▸ Exercise materials
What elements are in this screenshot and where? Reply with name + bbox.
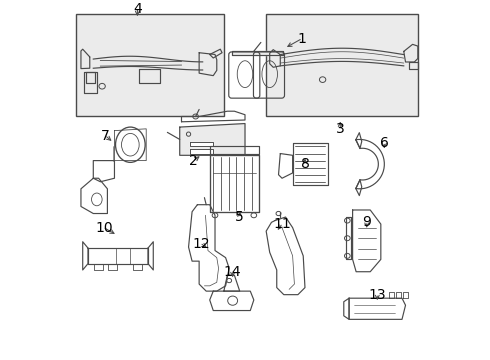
Text: 13: 13 [368,288,386,302]
Polygon shape [190,149,213,154]
Text: 4: 4 [133,2,142,16]
Text: 2: 2 [190,154,198,168]
Text: 5: 5 [235,210,244,224]
Text: 10: 10 [95,221,113,235]
Polygon shape [180,123,245,155]
Text: 7: 7 [101,129,110,143]
Text: 11: 11 [273,217,291,231]
Polygon shape [232,51,283,55]
Bar [75,14,224,117]
Polygon shape [190,142,213,147]
Text: 3: 3 [336,122,344,136]
Text: 1: 1 [297,32,306,46]
Text: 12: 12 [192,237,210,251]
Bar [266,14,418,117]
Polygon shape [86,72,95,83]
Text: 8: 8 [300,157,309,171]
Text: 6: 6 [380,136,389,150]
Text: 9: 9 [362,215,371,229]
Text: 14: 14 [224,265,242,279]
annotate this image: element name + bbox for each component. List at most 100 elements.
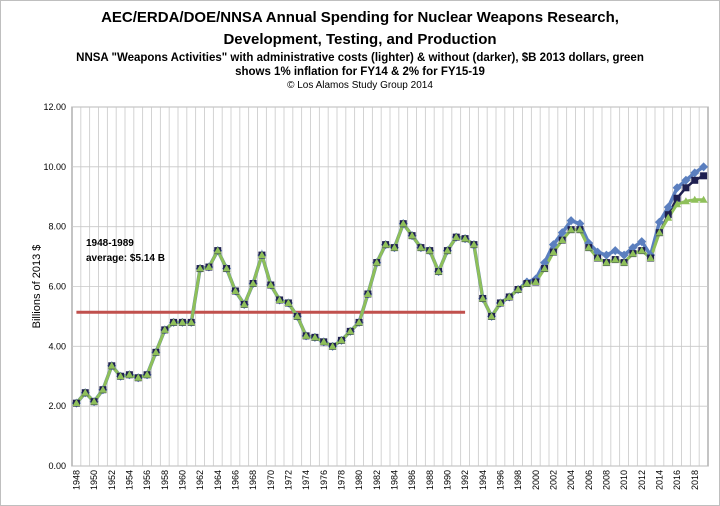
chart-title-line1: AEC/ERDA/DOE/NNSA Annual Spending for Nu… [101,9,619,26]
series-3-point [249,279,258,287]
y-tick-label: 0.00 [48,461,66,471]
x-tick-label: 1996 [495,470,505,490]
series-3-point [328,342,337,350]
y-tick-label: 4.00 [48,341,66,351]
series-3-point [107,361,116,369]
series-3-point [284,298,293,306]
series-3-point [425,246,434,254]
x-tick-label: 1966 [230,470,240,490]
x-tick-label: 2000 [531,470,541,490]
series-3-point [257,251,266,259]
series-3-point [478,294,487,302]
series-3-point [302,331,311,339]
series-3-point [522,279,531,287]
series-3-point [567,225,576,233]
series-3-point [531,278,540,286]
series-3-point [575,225,584,233]
series-3-point [90,397,99,405]
series-3-point [72,399,81,407]
series-3-point [275,295,284,303]
x-tick-label: 1976 [319,470,329,490]
series-2-point [691,176,699,184]
series-3-point [134,373,143,381]
series-1-point [637,237,647,247]
x-tick-label: 1948 [71,470,81,490]
series-2-point [682,184,690,192]
series-3-point [584,243,593,251]
series-3-point [487,312,496,320]
x-tick-label: 1974 [301,470,311,490]
x-tick-label: 2002 [548,470,558,490]
annotation-line1: 1948-1989 [86,238,134,249]
series-1-point [681,175,691,185]
y-tick-label: 10.00 [43,162,66,172]
series-3-point [346,327,355,335]
series-3-point [372,258,381,266]
x-tick-label: 1994 [478,470,488,490]
x-tick-label: 1962 [195,470,205,490]
x-tick-label: 1950 [89,470,99,490]
series-1-point [540,258,550,268]
series-3-point [549,248,558,256]
series-1-point [663,202,673,212]
series-3-point [169,318,178,326]
x-tick-label: 1960 [177,470,187,490]
series-3-point [408,231,417,239]
series-3-point [620,258,629,266]
series-3-point [355,318,364,326]
x-tick-label: 1980 [354,470,364,490]
x-tick-label: 1986 [407,470,417,490]
series-3-point [646,254,655,262]
x-tick-label: 1958 [160,470,170,490]
series-3-point [363,289,372,297]
series-3-point [690,195,699,203]
y-tick-label: 12.00 [43,102,66,112]
series-1-point [699,162,709,172]
x-tick-label: 2016 [672,470,682,490]
x-tick-label: 1982 [372,470,382,490]
series-3-point [213,246,222,254]
series-3-point [452,233,461,241]
series-3-point [416,243,425,251]
chart-subtitle-line1: NNSA "Weapons Activities" with administr… [76,52,644,64]
x-tick-label: 1964 [213,470,223,490]
annotation-line2: average: $5.14 B [86,253,165,264]
series-3-point [143,370,152,378]
x-tick-label: 2018 [690,470,700,490]
series-1-point [575,219,585,229]
series-3-point [266,281,275,289]
series-1-point [690,168,700,178]
x-tick-label: 2014 [654,470,664,490]
series-3-point [187,318,196,326]
series-3-point [496,298,505,306]
chart-subtitle-line2: shows 1% inflation for FY14 & 2% for FY1… [235,66,485,78]
series-3-point [628,249,637,257]
series-3-point [390,243,399,251]
series-3-point [593,254,602,262]
series-1-point [654,217,664,227]
x-tick-label: 1988 [425,470,435,490]
series-3-point [514,285,523,293]
y-tick-label: 8.00 [48,222,66,232]
series-2-point [700,172,708,180]
series-3-point [337,336,346,344]
series-3-point [204,263,213,271]
series-3-point [240,300,249,308]
chart-credit: © Los Alamos Study Group 2014 [287,80,433,91]
series-3-point [637,246,646,254]
series-1-point [610,246,620,256]
series-1-point [601,250,611,260]
series-3-point [160,325,169,333]
x-tick-label: 2004 [566,470,576,490]
series-3-point [310,333,319,341]
series-3-point [116,372,125,380]
series-3-point [98,385,107,393]
series-3-point [558,236,567,244]
series-3-point [222,264,231,272]
x-tick-label: 1952 [107,470,117,490]
x-tick-label: 1992 [460,470,470,490]
series-3-point [81,388,90,396]
series-3-point [461,234,470,242]
x-tick-label: 1956 [142,470,152,490]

▸ Written problem
Reproduce the entire listing above line for line without any changes, leaving out the pictures.

▸ The response
What elements are in this screenshot and where? Reply with name + bbox.
Text: 13: 13 [368,288,386,302]
Polygon shape [190,149,213,154]
Text: 4: 4 [133,2,142,16]
Text: 2: 2 [190,154,198,168]
Text: 5: 5 [235,210,244,224]
Text: 10: 10 [95,221,113,235]
Polygon shape [180,123,245,155]
Text: 7: 7 [101,129,110,143]
Text: 11: 11 [273,217,291,231]
Polygon shape [232,51,283,55]
Bar [75,14,224,117]
Polygon shape [190,142,213,147]
Text: 3: 3 [336,122,344,136]
Text: 1: 1 [297,32,306,46]
Text: 12: 12 [192,237,210,251]
Bar [266,14,418,117]
Polygon shape [86,72,95,83]
Text: 8: 8 [300,157,309,171]
Text: 6: 6 [380,136,389,150]
Text: 9: 9 [362,215,371,229]
Text: 14: 14 [224,265,242,279]
annotate this image: element name + bbox for each component. List at most 100 elements.
chart-title-line1: AEC/ERDA/DOE/NNSA Annual Spending for Nu… [101,9,619,26]
series-3-point [249,279,258,287]
y-tick-label: 0.00 [48,461,66,471]
x-tick-label: 1996 [495,470,505,490]
series-3-point [328,342,337,350]
y-tick-label: 4.00 [48,341,66,351]
series-3-point [107,361,116,369]
series-3-point [284,298,293,306]
series-3-point [425,246,434,254]
x-tick-label: 1966 [230,470,240,490]
x-tick-label: 2000 [531,470,541,490]
series-3-point [257,251,266,259]
series-3-point [478,294,487,302]
series-3-point [302,331,311,339]
series-3-point [522,279,531,287]
series-3-point [567,225,576,233]
series-3-point [531,278,540,286]
series-3-point [575,225,584,233]
series-3-point [90,397,99,405]
series-3-point [72,399,81,407]
series-3-point [275,295,284,303]
x-tick-label: 1976 [319,470,329,490]
series-2-point [691,176,699,184]
series-3-point [134,373,143,381]
series-1-point [637,237,647,247]
x-tick-label: 1948 [71,470,81,490]
series-2-point [682,184,690,192]
series-3-point [584,243,593,251]
series-3-point [487,312,496,320]
x-tick-label: 1974 [301,470,311,490]
x-tick-label: 2002 [548,470,558,490]
annotation-line1: 1948-1989 [86,238,134,249]
series-1-point [681,175,691,185]
y-tick-label: 10.00 [43,162,66,172]
series-3-point [346,327,355,335]
series-3-point [372,258,381,266]
x-tick-label: 1994 [478,470,488,490]
x-tick-label: 1962 [195,470,205,490]
x-tick-label: 1950 [89,470,99,490]
series-1-point [540,258,550,268]
series-3-point [549,248,558,256]
series-1-point [663,202,673,212]
series-3-point [169,318,178,326]
x-tick-label: 1960 [177,470,187,490]
series-3-point [408,231,417,239]
series-3-point [620,258,629,266]
series-3-point [355,318,364,326]
x-tick-label: 1980 [354,470,364,490]
x-tick-label: 1986 [407,470,417,490]
series-3-point [646,254,655,262]
x-tick-label: 1958 [160,470,170,490]
series-3-point [363,289,372,297]
series-3-point [690,195,699,203]
y-tick-label: 12.00 [43,102,66,112]
series-1-point [699,162,709,172]
x-tick-label: 2016 [672,470,682,490]
x-tick-label: 1982 [372,470,382,490]
series-3-point [213,246,222,254]
series-3-point [452,233,461,241]
series-3-point [416,243,425,251]
chart-subtitle-line1: NNSA "Weapons Activities" with administr… [76,52,644,64]
x-tick-label: 1964 [213,470,223,490]
annotation-line2: average: $5.14 B [86,253,165,264]
series-3-point [143,370,152,378]
x-tick-label: 2018 [690,470,700,490]
series-1-point [575,219,585,229]
series-3-point [266,281,275,289]
series-1-point [690,168,700,178]
x-tick-label: 2014 [654,470,664,490]
series-3-point [187,318,196,326]
series-3-point [496,298,505,306]
chart-subtitle-line2: shows 1% inflation for FY14 & 2% for FY1… [235,66,485,78]
series-3-point [628,249,637,257]
series-3-point [390,243,399,251]
series-3-point [593,254,602,262]
series-1-point [654,217,664,227]
x-tick-label: 1988 [425,470,435,490]
series-3-point [514,285,523,293]
y-tick-label: 8.00 [48,222,66,232]
series-2-point [700,172,708,180]
series-3-point [337,336,346,344]
series-3-point [204,263,213,271]
series-3-point [240,300,249,308]
chart-credit: © Los Alamos Study Group 2014 [287,80,433,91]
series-3-point [637,246,646,254]
series-1-point [610,246,620,256]
series-1-point [601,250,611,260]
series-3-point [160,325,169,333]
x-tick-label: 2004 [566,470,576,490]
series-3-point [310,333,319,341]
series-3-point [116,372,125,380]
series-3-point [98,385,107,393]
series-3-point [558,236,567,244]
series-3-point [222,264,231,272]
x-tick-label: 1952 [107,470,117,490]
x-tick-label: 1992 [460,470,470,490]
series-3-point [81,388,90,396]
series-3-point [461,234,470,242]
x-tick-label: 1956 [142,470,152,490]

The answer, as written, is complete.